**Set task:** Tally the lines below that contain the word "Jnen", and give only that number.

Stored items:
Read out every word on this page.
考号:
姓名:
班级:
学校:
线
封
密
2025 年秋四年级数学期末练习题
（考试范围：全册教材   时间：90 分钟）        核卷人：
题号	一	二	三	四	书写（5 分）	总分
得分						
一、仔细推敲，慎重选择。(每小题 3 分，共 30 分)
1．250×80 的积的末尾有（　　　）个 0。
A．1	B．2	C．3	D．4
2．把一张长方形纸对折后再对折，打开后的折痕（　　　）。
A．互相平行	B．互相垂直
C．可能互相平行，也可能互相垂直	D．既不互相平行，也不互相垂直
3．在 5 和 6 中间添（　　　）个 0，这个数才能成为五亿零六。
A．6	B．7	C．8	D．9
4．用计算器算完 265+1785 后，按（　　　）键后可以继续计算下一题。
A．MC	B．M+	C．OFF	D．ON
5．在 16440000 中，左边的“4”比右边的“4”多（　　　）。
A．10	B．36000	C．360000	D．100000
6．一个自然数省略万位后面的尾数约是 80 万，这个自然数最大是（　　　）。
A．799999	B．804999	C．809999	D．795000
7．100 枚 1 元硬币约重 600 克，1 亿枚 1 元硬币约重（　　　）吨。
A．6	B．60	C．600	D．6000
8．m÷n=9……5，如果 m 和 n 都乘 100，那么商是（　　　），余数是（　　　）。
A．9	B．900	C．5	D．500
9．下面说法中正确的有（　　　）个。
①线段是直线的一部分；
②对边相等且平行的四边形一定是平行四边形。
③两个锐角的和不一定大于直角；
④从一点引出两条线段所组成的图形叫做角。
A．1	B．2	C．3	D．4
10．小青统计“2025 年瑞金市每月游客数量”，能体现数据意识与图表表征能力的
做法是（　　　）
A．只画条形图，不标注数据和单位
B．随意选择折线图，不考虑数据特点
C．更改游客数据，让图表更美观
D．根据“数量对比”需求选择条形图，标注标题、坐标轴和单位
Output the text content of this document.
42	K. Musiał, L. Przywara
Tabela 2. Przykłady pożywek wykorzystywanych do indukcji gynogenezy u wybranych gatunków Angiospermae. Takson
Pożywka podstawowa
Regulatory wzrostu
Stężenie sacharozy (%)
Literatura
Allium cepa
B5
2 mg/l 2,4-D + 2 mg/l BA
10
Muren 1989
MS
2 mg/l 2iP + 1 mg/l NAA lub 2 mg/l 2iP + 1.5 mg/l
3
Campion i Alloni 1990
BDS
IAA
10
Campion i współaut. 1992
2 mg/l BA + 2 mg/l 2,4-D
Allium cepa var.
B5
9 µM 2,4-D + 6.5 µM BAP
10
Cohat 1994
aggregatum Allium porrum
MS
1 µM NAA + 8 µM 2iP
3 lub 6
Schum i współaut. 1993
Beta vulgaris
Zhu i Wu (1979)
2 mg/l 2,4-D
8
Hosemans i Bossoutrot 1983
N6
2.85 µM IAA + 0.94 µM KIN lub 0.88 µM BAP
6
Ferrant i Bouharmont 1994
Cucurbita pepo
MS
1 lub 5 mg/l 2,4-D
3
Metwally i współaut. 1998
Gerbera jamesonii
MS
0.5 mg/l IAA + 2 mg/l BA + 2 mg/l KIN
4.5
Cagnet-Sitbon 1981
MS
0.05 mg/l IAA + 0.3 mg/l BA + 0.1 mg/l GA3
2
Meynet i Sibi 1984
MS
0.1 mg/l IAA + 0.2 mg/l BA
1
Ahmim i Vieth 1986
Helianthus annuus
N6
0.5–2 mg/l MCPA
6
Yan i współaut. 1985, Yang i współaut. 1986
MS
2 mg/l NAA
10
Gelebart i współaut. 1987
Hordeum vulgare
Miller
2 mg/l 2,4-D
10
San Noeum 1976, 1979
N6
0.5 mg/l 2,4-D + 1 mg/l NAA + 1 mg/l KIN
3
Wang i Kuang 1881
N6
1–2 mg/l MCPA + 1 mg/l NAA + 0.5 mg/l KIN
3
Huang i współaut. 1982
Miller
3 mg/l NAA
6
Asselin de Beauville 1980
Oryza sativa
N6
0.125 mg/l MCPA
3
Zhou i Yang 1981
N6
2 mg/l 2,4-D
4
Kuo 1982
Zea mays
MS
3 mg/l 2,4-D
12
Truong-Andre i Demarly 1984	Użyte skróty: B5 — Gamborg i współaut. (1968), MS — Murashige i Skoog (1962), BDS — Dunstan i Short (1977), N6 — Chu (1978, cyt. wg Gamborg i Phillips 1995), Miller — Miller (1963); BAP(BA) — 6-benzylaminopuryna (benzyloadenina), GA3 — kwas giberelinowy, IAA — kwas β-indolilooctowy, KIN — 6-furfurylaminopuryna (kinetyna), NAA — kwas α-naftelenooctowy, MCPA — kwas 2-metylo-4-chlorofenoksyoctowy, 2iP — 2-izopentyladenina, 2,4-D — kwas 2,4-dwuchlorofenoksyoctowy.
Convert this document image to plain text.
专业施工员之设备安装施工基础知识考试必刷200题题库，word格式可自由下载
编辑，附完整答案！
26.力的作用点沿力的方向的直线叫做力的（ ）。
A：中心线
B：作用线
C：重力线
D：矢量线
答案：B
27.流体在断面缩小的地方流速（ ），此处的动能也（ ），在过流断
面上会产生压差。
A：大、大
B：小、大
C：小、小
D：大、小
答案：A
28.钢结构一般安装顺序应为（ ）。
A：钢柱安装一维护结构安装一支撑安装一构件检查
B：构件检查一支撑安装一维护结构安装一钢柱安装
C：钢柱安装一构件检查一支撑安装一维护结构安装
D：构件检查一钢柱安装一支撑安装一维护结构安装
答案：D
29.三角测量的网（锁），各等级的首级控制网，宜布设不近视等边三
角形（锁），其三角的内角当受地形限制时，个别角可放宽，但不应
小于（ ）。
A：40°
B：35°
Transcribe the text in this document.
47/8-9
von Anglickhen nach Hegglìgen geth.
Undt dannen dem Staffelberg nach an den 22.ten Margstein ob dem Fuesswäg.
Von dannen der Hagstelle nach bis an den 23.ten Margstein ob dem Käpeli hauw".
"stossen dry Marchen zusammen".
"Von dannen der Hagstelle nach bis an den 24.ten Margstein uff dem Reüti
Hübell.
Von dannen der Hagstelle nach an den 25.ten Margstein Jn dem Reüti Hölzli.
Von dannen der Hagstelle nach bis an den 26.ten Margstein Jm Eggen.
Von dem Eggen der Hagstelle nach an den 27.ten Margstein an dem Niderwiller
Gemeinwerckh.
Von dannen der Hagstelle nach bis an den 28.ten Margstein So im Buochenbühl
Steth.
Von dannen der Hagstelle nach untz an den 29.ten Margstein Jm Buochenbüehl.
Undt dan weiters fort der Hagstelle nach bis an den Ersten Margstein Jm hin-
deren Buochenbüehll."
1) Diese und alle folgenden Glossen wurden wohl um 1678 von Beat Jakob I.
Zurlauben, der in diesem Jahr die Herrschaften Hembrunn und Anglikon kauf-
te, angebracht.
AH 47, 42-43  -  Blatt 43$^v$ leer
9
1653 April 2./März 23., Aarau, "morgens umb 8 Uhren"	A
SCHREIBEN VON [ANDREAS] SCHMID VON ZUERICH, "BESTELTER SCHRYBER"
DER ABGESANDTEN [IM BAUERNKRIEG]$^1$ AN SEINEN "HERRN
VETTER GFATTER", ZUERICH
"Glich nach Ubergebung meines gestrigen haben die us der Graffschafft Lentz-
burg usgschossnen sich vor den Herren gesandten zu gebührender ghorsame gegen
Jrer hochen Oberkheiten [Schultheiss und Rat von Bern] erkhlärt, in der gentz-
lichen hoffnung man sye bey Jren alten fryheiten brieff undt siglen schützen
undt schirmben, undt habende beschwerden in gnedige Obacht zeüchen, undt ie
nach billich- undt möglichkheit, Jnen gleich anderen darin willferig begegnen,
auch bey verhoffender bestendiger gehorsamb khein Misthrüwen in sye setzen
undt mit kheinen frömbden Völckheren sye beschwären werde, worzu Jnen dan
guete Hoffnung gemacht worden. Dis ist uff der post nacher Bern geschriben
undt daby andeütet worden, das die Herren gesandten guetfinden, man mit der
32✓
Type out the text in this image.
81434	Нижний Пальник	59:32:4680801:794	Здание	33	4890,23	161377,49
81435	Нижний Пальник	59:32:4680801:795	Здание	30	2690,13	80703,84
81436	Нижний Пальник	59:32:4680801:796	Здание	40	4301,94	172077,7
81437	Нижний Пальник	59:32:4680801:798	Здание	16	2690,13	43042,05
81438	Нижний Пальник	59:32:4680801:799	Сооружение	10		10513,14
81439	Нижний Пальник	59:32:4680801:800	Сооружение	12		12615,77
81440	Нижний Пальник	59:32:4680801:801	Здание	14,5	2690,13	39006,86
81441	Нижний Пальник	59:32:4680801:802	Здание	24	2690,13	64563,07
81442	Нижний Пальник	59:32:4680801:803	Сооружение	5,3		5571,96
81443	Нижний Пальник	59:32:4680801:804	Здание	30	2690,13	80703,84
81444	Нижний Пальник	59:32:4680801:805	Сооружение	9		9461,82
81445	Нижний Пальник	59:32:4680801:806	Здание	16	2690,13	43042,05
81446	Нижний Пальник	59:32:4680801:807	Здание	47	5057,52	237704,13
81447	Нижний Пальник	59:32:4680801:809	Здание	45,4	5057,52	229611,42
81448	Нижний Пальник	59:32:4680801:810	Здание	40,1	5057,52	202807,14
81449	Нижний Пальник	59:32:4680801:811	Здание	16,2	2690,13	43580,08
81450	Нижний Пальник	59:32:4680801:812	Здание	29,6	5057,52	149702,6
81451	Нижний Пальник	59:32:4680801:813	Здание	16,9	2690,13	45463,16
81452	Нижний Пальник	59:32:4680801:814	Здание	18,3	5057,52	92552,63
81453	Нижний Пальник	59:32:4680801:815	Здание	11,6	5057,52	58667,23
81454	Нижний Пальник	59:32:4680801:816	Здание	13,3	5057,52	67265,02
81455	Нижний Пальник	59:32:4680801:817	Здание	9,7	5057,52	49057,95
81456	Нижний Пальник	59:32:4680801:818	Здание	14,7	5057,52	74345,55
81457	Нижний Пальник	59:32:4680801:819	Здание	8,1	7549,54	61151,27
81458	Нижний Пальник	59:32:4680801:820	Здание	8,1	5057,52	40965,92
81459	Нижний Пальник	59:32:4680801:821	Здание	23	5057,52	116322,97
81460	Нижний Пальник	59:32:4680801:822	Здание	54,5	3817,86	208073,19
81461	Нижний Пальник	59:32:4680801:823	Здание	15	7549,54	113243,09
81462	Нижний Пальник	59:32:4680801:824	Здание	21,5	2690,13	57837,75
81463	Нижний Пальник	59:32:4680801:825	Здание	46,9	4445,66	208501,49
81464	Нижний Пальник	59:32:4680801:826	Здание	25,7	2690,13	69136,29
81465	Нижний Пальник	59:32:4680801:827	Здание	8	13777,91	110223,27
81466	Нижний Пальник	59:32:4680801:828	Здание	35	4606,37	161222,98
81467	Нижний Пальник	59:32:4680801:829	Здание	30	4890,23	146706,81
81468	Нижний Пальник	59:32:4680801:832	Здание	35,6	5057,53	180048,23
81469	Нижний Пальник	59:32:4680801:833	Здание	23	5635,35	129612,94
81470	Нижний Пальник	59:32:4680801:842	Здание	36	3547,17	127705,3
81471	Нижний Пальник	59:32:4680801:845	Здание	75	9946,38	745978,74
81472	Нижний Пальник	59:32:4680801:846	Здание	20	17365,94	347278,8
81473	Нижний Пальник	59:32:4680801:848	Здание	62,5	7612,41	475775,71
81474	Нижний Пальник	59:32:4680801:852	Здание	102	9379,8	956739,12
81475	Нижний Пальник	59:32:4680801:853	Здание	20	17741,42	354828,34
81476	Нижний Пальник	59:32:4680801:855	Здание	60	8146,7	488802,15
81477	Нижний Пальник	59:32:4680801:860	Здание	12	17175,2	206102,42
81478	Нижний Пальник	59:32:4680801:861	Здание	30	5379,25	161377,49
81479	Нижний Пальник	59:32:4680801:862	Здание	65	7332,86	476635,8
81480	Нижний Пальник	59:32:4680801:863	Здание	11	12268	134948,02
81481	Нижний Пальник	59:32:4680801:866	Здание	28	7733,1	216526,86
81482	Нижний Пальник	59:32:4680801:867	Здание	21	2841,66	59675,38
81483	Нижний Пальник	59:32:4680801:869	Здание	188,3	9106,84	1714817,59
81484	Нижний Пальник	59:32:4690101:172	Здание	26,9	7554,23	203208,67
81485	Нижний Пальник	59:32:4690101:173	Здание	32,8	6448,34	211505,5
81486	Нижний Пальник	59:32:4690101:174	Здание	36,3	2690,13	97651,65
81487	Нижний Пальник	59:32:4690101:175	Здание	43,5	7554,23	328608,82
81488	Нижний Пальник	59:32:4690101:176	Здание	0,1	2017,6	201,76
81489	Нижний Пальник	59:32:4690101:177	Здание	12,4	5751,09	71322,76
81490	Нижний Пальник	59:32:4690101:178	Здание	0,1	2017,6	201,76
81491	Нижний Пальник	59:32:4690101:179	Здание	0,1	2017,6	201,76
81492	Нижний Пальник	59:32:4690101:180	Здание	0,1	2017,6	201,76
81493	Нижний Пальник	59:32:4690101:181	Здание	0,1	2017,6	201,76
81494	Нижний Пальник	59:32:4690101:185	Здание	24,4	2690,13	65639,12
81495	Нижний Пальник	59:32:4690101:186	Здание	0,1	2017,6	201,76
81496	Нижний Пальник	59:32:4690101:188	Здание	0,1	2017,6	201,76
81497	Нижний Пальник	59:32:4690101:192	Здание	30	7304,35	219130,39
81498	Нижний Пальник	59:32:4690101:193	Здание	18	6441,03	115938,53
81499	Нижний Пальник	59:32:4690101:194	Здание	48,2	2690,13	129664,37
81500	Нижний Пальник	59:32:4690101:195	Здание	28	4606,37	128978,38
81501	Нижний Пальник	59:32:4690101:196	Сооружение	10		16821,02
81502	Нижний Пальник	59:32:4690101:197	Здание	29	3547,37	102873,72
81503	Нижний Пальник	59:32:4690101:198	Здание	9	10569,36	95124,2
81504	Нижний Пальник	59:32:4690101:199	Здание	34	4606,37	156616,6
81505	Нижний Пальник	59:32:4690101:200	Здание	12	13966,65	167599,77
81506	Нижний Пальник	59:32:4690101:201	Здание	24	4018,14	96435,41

**The output:** 2